Aim of the task →
Repeat the listing in full. Nothing may be added or left out.

## begin

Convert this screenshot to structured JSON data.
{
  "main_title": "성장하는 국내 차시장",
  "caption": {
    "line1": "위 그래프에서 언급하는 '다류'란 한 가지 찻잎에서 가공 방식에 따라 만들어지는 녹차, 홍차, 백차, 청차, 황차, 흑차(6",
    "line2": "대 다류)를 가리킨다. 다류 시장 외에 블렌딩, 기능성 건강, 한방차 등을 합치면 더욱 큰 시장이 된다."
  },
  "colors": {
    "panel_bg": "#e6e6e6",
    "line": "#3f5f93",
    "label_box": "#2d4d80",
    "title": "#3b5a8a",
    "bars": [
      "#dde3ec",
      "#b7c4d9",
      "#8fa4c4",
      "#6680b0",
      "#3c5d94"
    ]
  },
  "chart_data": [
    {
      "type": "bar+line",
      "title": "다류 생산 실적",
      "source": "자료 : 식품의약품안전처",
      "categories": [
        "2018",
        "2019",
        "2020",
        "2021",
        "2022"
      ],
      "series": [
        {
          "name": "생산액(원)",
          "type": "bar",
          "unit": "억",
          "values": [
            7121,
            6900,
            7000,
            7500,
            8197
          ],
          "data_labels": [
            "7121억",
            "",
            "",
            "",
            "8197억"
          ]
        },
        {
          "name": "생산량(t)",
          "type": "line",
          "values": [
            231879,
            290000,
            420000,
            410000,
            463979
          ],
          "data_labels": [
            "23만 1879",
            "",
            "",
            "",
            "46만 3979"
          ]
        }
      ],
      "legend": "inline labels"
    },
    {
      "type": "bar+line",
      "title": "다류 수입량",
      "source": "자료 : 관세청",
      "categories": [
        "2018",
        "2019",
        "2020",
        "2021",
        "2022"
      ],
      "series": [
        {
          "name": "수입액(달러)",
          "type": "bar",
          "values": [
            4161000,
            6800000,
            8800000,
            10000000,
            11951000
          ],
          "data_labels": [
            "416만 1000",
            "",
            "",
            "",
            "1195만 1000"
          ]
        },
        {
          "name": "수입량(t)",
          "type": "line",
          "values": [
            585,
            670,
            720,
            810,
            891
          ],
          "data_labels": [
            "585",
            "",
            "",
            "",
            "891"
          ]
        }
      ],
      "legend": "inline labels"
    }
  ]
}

## end

Completed exercise →
Convert this screenshot to structured JSON data.
{
  "main_title": "성장하는 국내 차시장",
  "caption": {
    "line1": "위 그래프에서 언급하는 '다류'란 한 가지 찻잎에서 가공 방식에 따라 만들어지는 녹차, 홍차, 백차, 청차, 황차, 흑차(6",
    "line2": "대 다류)를 가리킨다. 다류 시장 외에 블렌딩, 기능성 건강, 한방차 등을 합치면 더욱 큰 시장이 된다."
  },
  "colors": {
    "panel_bg": "#e6e6e6",
    "line": "#3f5f93",
    "label_box": "#2d4d80",
    "title": "#3b5a8a",
    "bars": [
      "#dde3ec",
      "#b7c4d9",
      "#8fa4c4",
      "#6680b0",
      "#3c5d94"
    ]
  },
  "chart_data": [
    {
      "type": "bar+line",
      "title": "다류 생산 실적",
      "source": "자료 : 식품의약품안전처",
      "categories": [
        "2018",
        "2019",
        "2020",
        "2021",
        "2022"
      ],
      "series": [
        {
          "name": "생산액(원)",
          "type": "bar",
          "unit": "억",
          "values": [
            7121,
            6900,
            7000,
            7500,
            8197
          ],
          "data_labels": [
            "7121억",
            "",
            "",
            "",
            "8197억"
          ]
        },
        {
          "name": "생산량(t)",
          "type": "line",
          "values": [
            231879,
            290000,
            420000,
            410000,
            463979
          ],
          "data_labels": [
            "23만 1879",
            "",
            "",
            "",
            "46만 3979"
          ]
        }
      ],
      "legend": "inline labels"
    },
    {
      "type": "bar+line",
      "title": "다류 수입량",
      "source": "자료 : 관세청",
      "categories": [
        "2018",
        "2019",
        "2020",
        "2021",
        "2022"
      ],
      "series": [
        {
          "name": "수입액(달러)",
          "type": "bar",
          "values": [
            4161000,
            6800000,
            8800000,
            10000000,
            11951000
          ],
          "data_labels": [
            "416만 1000",
            "",
            "",
            "",
            "1195만 1000"
          ]
        },
        {
          "name": "수입량(t)",
          "type": "line",
          "values": [
            585,
            670,
            720,
            810,
            891
          ],
          "data_labels": [
            "585",
            "",
            "",
            "",
            "891"
          ]
        }
      ],
      "legend": "inline labels"
    }
  ]
}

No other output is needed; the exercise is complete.